# Items start

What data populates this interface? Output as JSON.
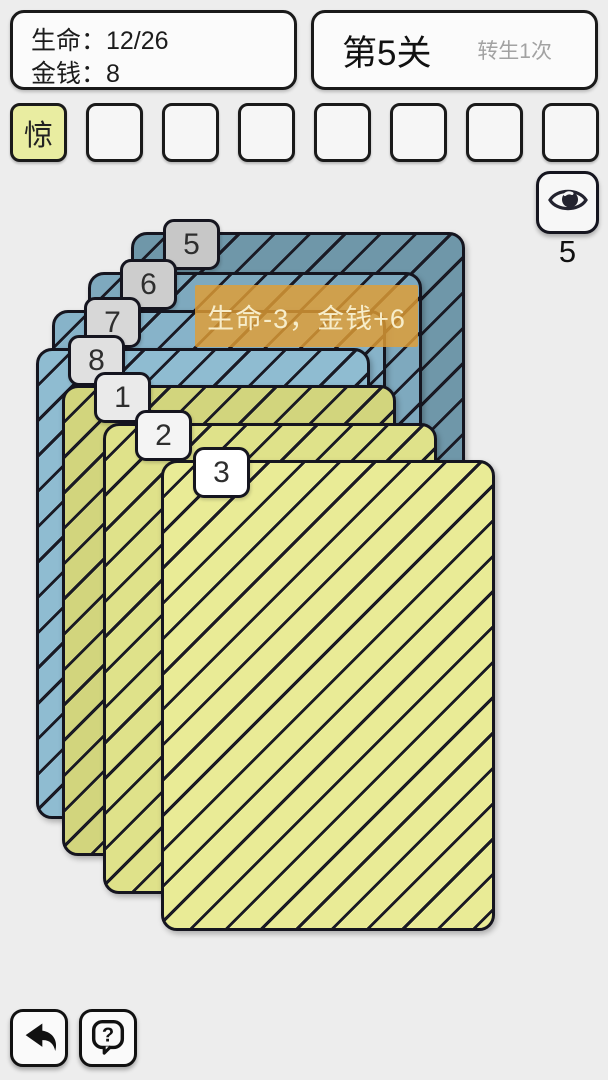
{
  "header": {
    "stats": {
      "life": "生命：12/26",
      "money": "金钱：8"
    },
    "level": {
      "title": "第5关",
      "rebirth_note": "转生1次"
    }
  },
  "buff_slots": {
    "filled_bg": "#e9eda1",
    "items": [
      {
        "label": "惊",
        "filled": true
      },
      {
        "label": "",
        "filled": false
      },
      {
        "label": "",
        "filled": false
      },
      {
        "label": "",
        "filled": false
      },
      {
        "label": "",
        "filled": false
      },
      {
        "label": "",
        "filled": false
      },
      {
        "label": "",
        "filled": false
      },
      {
        "label": "",
        "filled": false
      }
    ]
  },
  "peek": {
    "icon": "eye-icon",
    "remaining": "5"
  },
  "card_stack": {
    "banner": {
      "text": "生命-3，金钱+6",
      "bg": "rgba(224,158,52,0.82)",
      "fg": "#f7edca"
    },
    "cards": [
      {
        "number": "5",
        "face": "blue",
        "color": "#6f97a9",
        "tab_color": "#c7c7c7"
      },
      {
        "number": "6",
        "face": "blue",
        "color": "#7ea9be",
        "tab_color": "#cdcdcd"
      },
      {
        "number": "7",
        "face": "blue",
        "color": "#87b3c9",
        "tab_color": "#d7d7d7"
      },
      {
        "number": "8",
        "face": "blue",
        "color": "#8fbcd1",
        "tab_color": "#e0e0e0"
      },
      {
        "number": "1",
        "face": "yellow",
        "color": "#d2d57d",
        "tab_color": "#eaeaea"
      },
      {
        "number": "2",
        "face": "yellow",
        "color": "#dfe28a",
        "tab_color": "#f4f4f4"
      },
      {
        "number": "3",
        "face": "yellow",
        "color": "#e9eb96",
        "tab_color": "#ffffff"
      }
    ]
  },
  "footer": {
    "back_icon": "back-arrow-icon",
    "help_icon": "help-bubble-icon"
  }
}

# Items end

**What the task requires:**
The data should be printed again unchanged; leave its pictures out.

**Complete output:**
What data populates this interface? Output as JSON.
{
  "header": {
    "stats": {
      "life": "生命：12/26",
      "money": "金钱：8"
    },
    "level": {
      "title": "第5关",
      "rebirth_note": "转生1次"
    }
  },
  "buff_slots": {
    "filled_bg": "#e9eda1",
    "items": [
      {
        "label": "惊",
        "filled": true
      },
      {
        "label": "",
        "filled": false
      },
      {
        "label": "",
        "filled": false
      },
      {
        "label": "",
        "filled": false
      },
      {
        "label": "",
        "filled": false
      },
      {
        "label": "",
        "filled": false
      },
      {
        "label": "",
        "filled": false
      },
      {
        "label": "",
        "filled": false
      }
    ]
  },
  "peek": {
    "icon": "eye-icon",
    "remaining": "5"
  },
  "card_stack": {
    "banner": {
      "text": "生命-3，金钱+6",
      "bg": "rgba(224,158,52,0.82)",
      "fg": "#f7edca"
    },
    "cards": [
      {
        "number": "5",
        "face": "blue",
        "color": "#6f97a9",
        "tab_color": "#c7c7c7"
      },
      {
        "number": "6",
        "face": "blue",
        "color": "#7ea9be",
        "tab_color": "#cdcdcd"
      },
      {
        "number": "7",
        "face": "blue",
        "color": "#87b3c9",
        "tab_color": "#d7d7d7"
      },
      {
        "number": "8",
        "face": "blue",
        "color": "#8fbcd1",
        "tab_color": "#e0e0e0"
      },
      {
        "number": "1",
        "face": "yellow",
        "color": "#d2d57d",
        "tab_color": "#eaeaea"
      },
      {
        "number": "2",
        "face": "yellow",
        "color": "#dfe28a",
        "tab_color": "#f4f4f4"
      },
      {
        "number": "3",
        "face": "yellow",
        "color": "#e9eb96",
        "tab_color": "#ffffff"
      }
    ]
  },
  "footer": {
    "back_icon": "back-arrow-icon",
    "help_icon": "help-bubble-icon"
  }
}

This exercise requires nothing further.